• Directions for this task: Give the data again exactly as written, skipping any pictures.

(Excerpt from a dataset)
********************

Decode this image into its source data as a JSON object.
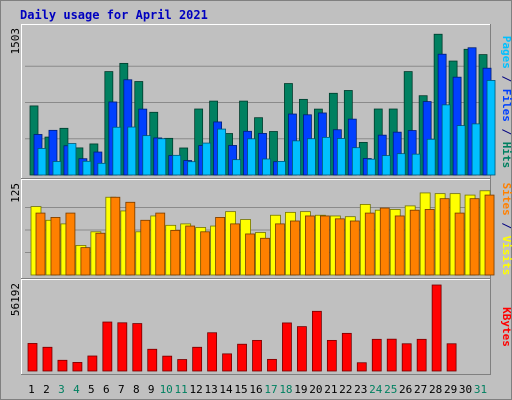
{
  "chart_data": {
    "type": "bar",
    "title": "Daily usage for April 2021",
    "x": [
      "1",
      "2",
      "3",
      "4",
      "5",
      "6",
      "7",
      "8",
      "9",
      "10",
      "11",
      "12",
      "13",
      "14",
      "15",
      "16",
      "17",
      "18",
      "19",
      "20",
      "21",
      "22",
      "23",
      "24",
      "25",
      "26",
      "27",
      "28",
      "29",
      "30",
      "31"
    ],
    "weekend_days": [
      "3",
      "4",
      "10",
      "11",
      "17",
      "18",
      "24",
      "25",
      "31"
    ],
    "panels": [
      {
        "id": "hits-files-pages",
        "ymax": 1503,
        "ymax_label": "1503",
        "grid": true,
        "legend": [
          {
            "text": "Pages",
            "color": "#00c0ff"
          },
          {
            "text": " / ",
            "color": "#000080"
          },
          {
            "text": "Files",
            "color": "#0040ff"
          },
          {
            "text": " / ",
            "color": "#000080"
          },
          {
            "text": "Hits",
            "color": "#008060"
          }
        ],
        "series": [
          {
            "color": "#008060",
            "values": [
              716,
              393,
              484,
              281,
              322,
              1072,
              1157,
              969,
              650,
              380,
              280,
              684,
              766,
              430,
              766,
              594,
              451,
              948,
              784,
              683,
              847,
              876,
              338,
              684,
              684,
              1072,
              822,
              1459,
              1181,
              1303,
              1248
            ]
          },
          {
            "color": "#0040ff",
            "values": [
              420,
              463,
              303,
              169,
              238,
              757,
              987,
              683,
              384,
              201,
              150,
              305,
              550,
              306,
              453,
              431,
              138,
              632,
              624,
              643,
              469,
              579,
              171,
              413,
              444,
              461,
              761,
              1252,
              1014,
              1319,
              1107
            ]
          },
          {
            "color": "#00c0ff",
            "values": [
              275,
              140,
              326,
              142,
              121,
              495,
              497,
              408,
              376,
              204,
              138,
              331,
              476,
              159,
              375,
              166,
              141,
              354,
              376,
              390,
              378,
              283,
              164,
              201,
              221,
              216,
              370,
              727,
              512,
              530,
              980
            ]
          }
        ]
      },
      {
        "id": "visits-sites",
        "ymax": 125,
        "ymax_label": "125",
        "grid": true,
        "legend": [
          {
            "text": "Sites",
            "color": "#ff8000"
          },
          {
            "text": " / ",
            "color": "#000080"
          },
          {
            "text": "Visits",
            "color": "#ffff00"
          }
        ],
        "series": [
          {
            "color": "#ffff00",
            "values": [
              95,
              76,
              71,
              41,
              60,
              108,
              89,
              60,
              82,
              69,
              71,
              66,
              68,
              88,
              77,
              59,
              83,
              87,
              88,
              83,
              82,
              81,
              98,
              90,
              91,
              96,
              114,
              113,
              113,
              111,
              117
            ]
          },
          {
            "color": "#ff8000",
            "values": [
              86,
              80,
              86,
              38,
              58,
              108,
              101,
              76,
              86,
              62,
              68,
              60,
              80,
              71,
              57,
              51,
              71,
              75,
              82,
              82,
              78,
              75,
              86,
              93,
              82,
              90,
              91,
              106,
              86,
              106,
              111
            ]
          }
        ]
      },
      {
        "id": "kbytes",
        "ymax": 56192,
        "ymax_label": "56192",
        "grid": false,
        "legend": [
          {
            "text": "KBytes",
            "color": "#ff0000"
          }
        ],
        "series": [
          {
            "color": "#ff0000",
            "values": [
              18000,
              15500,
              7000,
              5600,
              9800,
              32000,
              31500,
              31000,
              14200,
              9700,
              7500,
              15500,
              25000,
              11200,
              17500,
              20000,
              7600,
              31400,
              29000,
              39000,
              20000,
              24600,
              5400,
              20700,
              20800,
              17800,
              20700,
              56192,
              17800,
              0,
              0
            ]
          }
        ]
      }
    ]
  }
}
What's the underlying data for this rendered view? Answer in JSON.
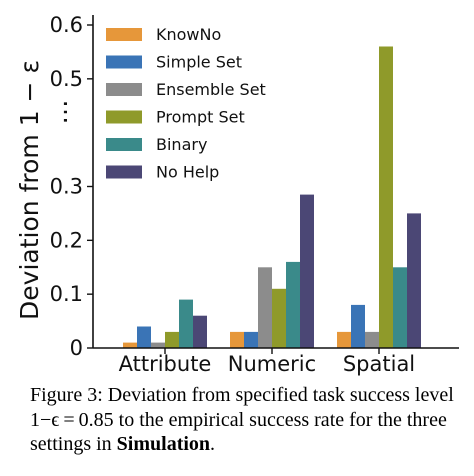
{
  "chart_data": {
    "type": "bar",
    "categories": [
      "Attribute",
      "Numeric",
      "Spatial"
    ],
    "series": [
      {
        "name": "KnowNo",
        "color": "#e6973a",
        "values": [
          0.01,
          0.03,
          0.03
        ]
      },
      {
        "name": "Simple Set",
        "color": "#3a74b6",
        "values": [
          0.04,
          0.03,
          0.08
        ]
      },
      {
        "name": "Ensemble Set",
        "color": "#8c8c8c",
        "values": [
          0.01,
          0.15,
          0.03
        ]
      },
      {
        "name": "Prompt Set",
        "color": "#8f9a2a",
        "values": [
          0.03,
          0.11,
          0.56
        ]
      },
      {
        "name": "Binary",
        "color": "#3a8a8a",
        "values": [
          0.09,
          0.16,
          0.15
        ]
      },
      {
        "name": "No Help",
        "color": "#4b4775",
        "values": [
          0.06,
          0.285,
          0.25
        ]
      }
    ],
    "ylabel": "Deviation from 1 − ε",
    "yticks": [
      "0",
      "0.1",
      "0.2",
      "0.3",
      "0.5",
      "0.6"
    ],
    "ytick_values": [
      0,
      0.1,
      0.2,
      0.3,
      0.5,
      0.6
    ],
    "ylim": [
      0,
      0.6
    ],
    "y_axis_break": "…",
    "legend_position": "top-left",
    "grid": false
  },
  "caption": {
    "prefix": "Figure 3: Deviation from specified task success level 1−ϵ = 0.85 to the empirical success rate for the three settings in ",
    "bold": "Simulation",
    "suffix": "."
  }
}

********************

• Result below:
Decode this image into its source data as a JSON object.
{
  "chart_data": {
    "type": "bar",
    "title": "Daily usage for April 2021",
    "x": [
      "1",
      "2",
      "3",
      "4",
      "5",
      "6",
      "7",
      "8",
      "9",
      "10",
      "11",
      "12",
      "13",
      "14",
      "15",
      "16",
      "17",
      "18",
      "19",
      "20",
      "21",
      "22",
      "23",
      "24",
      "25",
      "26",
      "27",
      "28",
      "29",
      "30",
      "31"
    ],
    "weekend_days": [
      "3",
      "4",
      "10",
      "11",
      "17",
      "18",
      "24",
      "25",
      "31"
    ],
    "panels": [
      {
        "id": "hits-files-pages",
        "ymax": 1503,
        "ymax_label": "1503",
        "grid": true,
        "legend": [
          {
            "text": "Pages",
            "color": "#00c0ff"
          },
          {
            "text": " / ",
            "color": "#000080"
          },
          {
            "text": "Files",
            "color": "#0040ff"
          },
          {
            "text": " / ",
            "color": "#000080"
          },
          {
            "text": "Hits",
            "color": "#008060"
          }
        ],
        "series": [
          {
            "color": "#008060",
            "values": [
              716,
              393,
              484,
              281,
              322,
              1072,
              1157,
              969,
              650,
              380,
              280,
              684,
              766,
              430,
              766,
              594,
              451,
              948,
              784,
              683,
              847,
              876,
              338,
              684,
              684,
              1072,
              822,
              1459,
              1181,
              1303,
              1248
            ]
          },
          {
            "color": "#0040ff",
            "values": [
              420,
              463,
              303,
              169,
              238,
              757,
              987,
              683,
              384,
              201,
              150,
              305,
              550,
              306,
              453,
              431,
              138,
              632,
              624,
              643,
              469,
              579,
              171,
              413,
              444,
              461,
              761,
              1252,
              1014,
              1319,
              1107
            ]
          },
          {
            "color": "#00c0ff",
            "values": [
              275,
              140,
              326,
              142,
              121,
              495,
              497,
              408,
              376,
              204,
              138,
              331,
              476,
              159,
              375,
              166,
              141,
              354,
              376,
              390,
              378,
              283,
              164,
              201,
              221,
              216,
              370,
              727,
              512,
              530,
              980
            ]
          }
        ]
      },
      {
        "id": "visits-sites",
        "ymax": 125,
        "ymax_label": "125",
        "grid": true,
        "legend": [
          {
            "text": "Sites",
            "color": "#ff8000"
          },
          {
            "text": " / ",
            "color": "#000080"
          },
          {
            "text": "Visits",
            "color": "#ffff00"
          }
        ],
        "series": [
          {
            "color": "#ffff00",
            "values": [
              95,
              76,
              71,
              41,
              60,
              108,
              89,
              60,
              82,
              69,
              71,
              66,
              68,
              88,
              77,
              59,
              83,
              87,
              88,
              83,
              82,
              81,
              98,
              90,
              91,
              96,
              114,
              113,
              113,
              111,
              117
            ]
          },
          {
            "color": "#ff8000",
            "values": [
              86,
              80,
              86,
              38,
              58,
              108,
              101,
              76,
              86,
              62,
              68,
              60,
              80,
              71,
              57,
              51,
              71,
              75,
              82,
              82,
              78,
              75,
              86,
              93,
              82,
              90,
              91,
              106,
              86,
              106,
              111
            ]
          }
        ]
      },
      {
        "id": "kbytes",
        "ymax": 56192,
        "ymax_label": "56192",
        "grid": false,
        "legend": [
          {
            "text": "KBytes",
            "color": "#ff0000"
          }
        ],
        "series": [
          {
            "color": "#ff0000",
            "values": [
              18000,
              15500,
              7000,
              5600,
              9800,
              32000,
              31500,
              31000,
              14200,
              9700,
              7500,
              15500,
              25000,
              11200,
              17500,
              20000,
              7600,
              31400,
              29000,
              39000,
              20000,
              24600,
              5400,
              20700,
              20800,
              17800,
              20700,
              56192,
              17800,
              0,
              0
            ]
          }
        ]
      }
    ]
  }
}
What's the underlying data for this rendered view? Answer in JSON.
{
  "chart_data": {
    "type": "bar",
    "categories": [
      "Attribute",
      "Numeric",
      "Spatial"
    ],
    "series": [
      {
        "name": "KnowNo",
        "color": "#e6973a",
        "values": [
          0.01,
          0.03,
          0.03
        ]
      },
      {
        "name": "Simple Set",
        "color": "#3a74b6",
        "values": [
          0.04,
          0.03,
          0.08
        ]
      },
      {
        "name": "Ensemble Set",
        "color": "#8c8c8c",
        "values": [
          0.01,
          0.15,
          0.03
        ]
      },
      {
        "name": "Prompt Set",
        "color": "#8f9a2a",
        "values": [
          0.03,
          0.11,
          0.56
        ]
      },
      {
        "name": "Binary",
        "color": "#3a8a8a",
        "values": [
          0.09,
          0.16,
          0.15
        ]
      },
      {
        "name": "No Help",
        "color": "#4b4775",
        "values": [
          0.06,
          0.285,
          0.25
        ]
      }
    ],
    "ylabel": "Deviation from 1 − ε",
    "yticks": [
      "0",
      "0.1",
      "0.2",
      "0.3",
      "0.5",
      "0.6"
    ],
    "ytick_values": [
      0,
      0.1,
      0.2,
      0.3,
      0.5,
      0.6
    ],
    "ylim": [
      0,
      0.6
    ],
    "y_axis_break": "…",
    "legend_position": "top-left",
    "grid": false
  },
  "caption": {
    "prefix": "Figure 3: Deviation from specified task success level 1−ϵ = 0.85 to the empirical success rate for the three settings in ",
    "bold": "Simulation",
    "suffix": "."
  }
}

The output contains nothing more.